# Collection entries
★ ★ ★

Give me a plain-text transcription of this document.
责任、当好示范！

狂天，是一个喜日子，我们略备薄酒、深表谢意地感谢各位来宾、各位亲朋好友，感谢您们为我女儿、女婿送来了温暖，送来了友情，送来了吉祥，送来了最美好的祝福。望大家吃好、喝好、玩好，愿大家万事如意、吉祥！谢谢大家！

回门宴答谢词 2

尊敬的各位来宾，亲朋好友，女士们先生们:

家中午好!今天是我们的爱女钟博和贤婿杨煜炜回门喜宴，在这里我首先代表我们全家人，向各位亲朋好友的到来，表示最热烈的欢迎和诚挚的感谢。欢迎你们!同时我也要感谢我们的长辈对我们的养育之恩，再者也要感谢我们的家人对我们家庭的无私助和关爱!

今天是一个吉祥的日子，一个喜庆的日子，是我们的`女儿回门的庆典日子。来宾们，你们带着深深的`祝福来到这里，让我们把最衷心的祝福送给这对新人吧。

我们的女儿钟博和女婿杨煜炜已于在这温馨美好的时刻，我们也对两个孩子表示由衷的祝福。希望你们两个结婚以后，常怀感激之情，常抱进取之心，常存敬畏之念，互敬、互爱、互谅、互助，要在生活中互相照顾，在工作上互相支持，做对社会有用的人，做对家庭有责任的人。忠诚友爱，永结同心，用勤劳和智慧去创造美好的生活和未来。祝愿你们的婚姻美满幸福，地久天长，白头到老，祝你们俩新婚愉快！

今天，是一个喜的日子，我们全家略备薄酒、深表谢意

★ ★ ★

# WRITTEN EXERCISE
Go through the listing and copy all of it exactly.

# OUTPUT FOR THIS TASK
Give me a plain-text transcription of this document.
责任、当好示范！

狂天，是一个喜日子，我们略备薄酒、深表谢意地感谢各位来宾、各位亲朋好友，感谢您们为我女儿、女婿送来了温暖，送来了友情，送来了吉祥，送来了最美好的祝福。望大家吃好、喝好、玩好，愿大家万事如意、吉祥！谢谢大家！

回门宴答谢词 2

尊敬的各位来宾，亲朋好友，女士们先生们:

家中午好!今天是我们的爱女钟博和贤婿杨煜炜回门喜宴，在这里我首先代表我们全家人，向各位亲朋好友的到来，表示最热烈的欢迎和诚挚的感谢。欢迎你们!同时我也要感谢我们的长辈对我们的养育之恩，再者也要感谢我们的家人对我们家庭的无私助和关爱!

今天是一个吉祥的日子，一个喜庆的日子，是我们的`女儿回门的庆典日子。来宾们，你们带着深深的`祝福来到这里，让我们把最衷心的祝福送给这对新人吧。

我们的女儿钟博和女婿杨煜炜已于在这温馨美好的时刻，我们也对两个孩子表示由衷的祝福。希望你们两个结婚以后，常怀感激之情，常抱进取之心，常存敬畏之念，互敬、互爱、互谅、互助，要在生活中互相照顾，在工作上互相支持，做对社会有用的人，做对家庭有责任的人。忠诚友爱，永结同心，用勤劳和智慧去创造美好的生活和未来。祝愿你们的婚姻美满幸福，地久天长，白头到老，祝你们俩新婚愉快！

今天，是一个喜的日子，我们全家略备薄酒、深表谢意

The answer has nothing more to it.